(Data excerpts)
**********
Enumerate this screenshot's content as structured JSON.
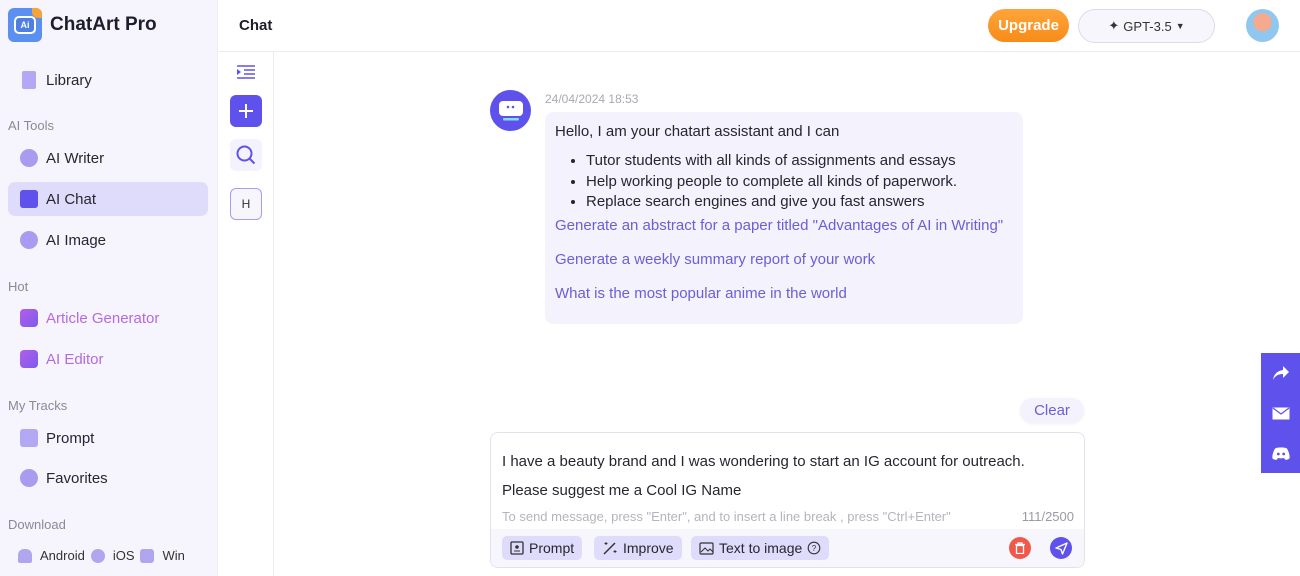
{
  "app": {
    "name": "ChatArt Pro",
    "logo_text": "Ai"
  },
  "sidebar": {
    "library": "Library",
    "sections": {
      "ai_tools": "AI Tools",
      "hot": "Hot",
      "my_tracks": "My Tracks",
      "download": "Download"
    },
    "ai_tools": [
      {
        "label": "AI Writer"
      },
      {
        "label": "AI Chat",
        "active": true
      },
      {
        "label": "AI Image"
      }
    ],
    "hot": [
      {
        "label": "Article Generator"
      },
      {
        "label": "AI Editor"
      }
    ],
    "my_tracks": [
      {
        "label": "Prompt"
      },
      {
        "label": "Favorites"
      }
    ],
    "download": [
      {
        "label": "Android"
      },
      {
        "label": "iOS"
      },
      {
        "label": "Win"
      }
    ]
  },
  "rail": {
    "history_label": "H"
  },
  "header": {
    "title": "Chat",
    "upgrade": "Upgrade",
    "model": "GPT-3.5"
  },
  "chat": {
    "timestamp": "24/04/2024 18:53",
    "greeting": "Hello, I am your chatart assistant and I can",
    "capabilities": [
      "Tutor students with all kinds of assignments and essays",
      "Help working people to complete all kinds of paperwork.",
      "Replace search engines and give you fast answers"
    ],
    "suggestions": [
      "Generate an abstract for a paper titled \"Advantages of AI in Writing\"",
      "Generate a weekly summary report of your work",
      "What is the most popular anime in the world"
    ]
  },
  "composer": {
    "clear": "Clear",
    "line1": "I have a beauty brand and I was wondering to start an IG account for outreach.",
    "line2": "Please suggest me a Cool IG Name",
    "hint": "To send message, press \"Enter\", and to insert a line break , press \"Ctrl+Enter\"",
    "count": "111/2500",
    "buttons": {
      "prompt": "Prompt",
      "improve": "Improve",
      "text_to_image": "Text to image"
    }
  },
  "colors": {
    "accent": "#5f52ec",
    "upgrade": "#f78b1a",
    "delete": "#f0594a"
  }
}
**********
Every record above must be given again exactly; drop the pictures.

▸ **Full output**:
Enumerate this screenshot's content as structured JSON.
{
  "app": {
    "name": "ChatArt Pro",
    "logo_text": "Ai"
  },
  "sidebar": {
    "library": "Library",
    "sections": {
      "ai_tools": "AI Tools",
      "hot": "Hot",
      "my_tracks": "My Tracks",
      "download": "Download"
    },
    "ai_tools": [
      {
        "label": "AI Writer"
      },
      {
        "label": "AI Chat",
        "active": true
      },
      {
        "label": "AI Image"
      }
    ],
    "hot": [
      {
        "label": "Article Generator"
      },
      {
        "label": "AI Editor"
      }
    ],
    "my_tracks": [
      {
        "label": "Prompt"
      },
      {
        "label": "Favorites"
      }
    ],
    "download": [
      {
        "label": "Android"
      },
      {
        "label": "iOS"
      },
      {
        "label": "Win"
      }
    ]
  },
  "rail": {
    "history_label": "H"
  },
  "header": {
    "title": "Chat",
    "upgrade": "Upgrade",
    "model": "GPT-3.5"
  },
  "chat": {
    "timestamp": "24/04/2024 18:53",
    "greeting": "Hello, I am your chatart assistant and I can",
    "capabilities": [
      "Tutor students with all kinds of assignments and essays",
      "Help working people to complete all kinds of paperwork.",
      "Replace search engines and give you fast answers"
    ],
    "suggestions": [
      "Generate an abstract for a paper titled \"Advantages of AI in Writing\"",
      "Generate a weekly summary report of your work",
      "What is the most popular anime in the world"
    ]
  },
  "composer": {
    "clear": "Clear",
    "line1": "I have a beauty brand and I was wondering to start an IG account for outreach.",
    "line2": "Please suggest me a Cool IG Name",
    "hint": "To send message, press \"Enter\", and to insert a line break , press \"Ctrl+Enter\"",
    "count": "111/2500",
    "buttons": {
      "prompt": "Prompt",
      "improve": "Improve",
      "text_to_image": "Text to image"
    }
  },
  "colors": {
    "accent": "#5f52ec",
    "upgrade": "#f78b1a",
    "delete": "#f0594a"
  }
}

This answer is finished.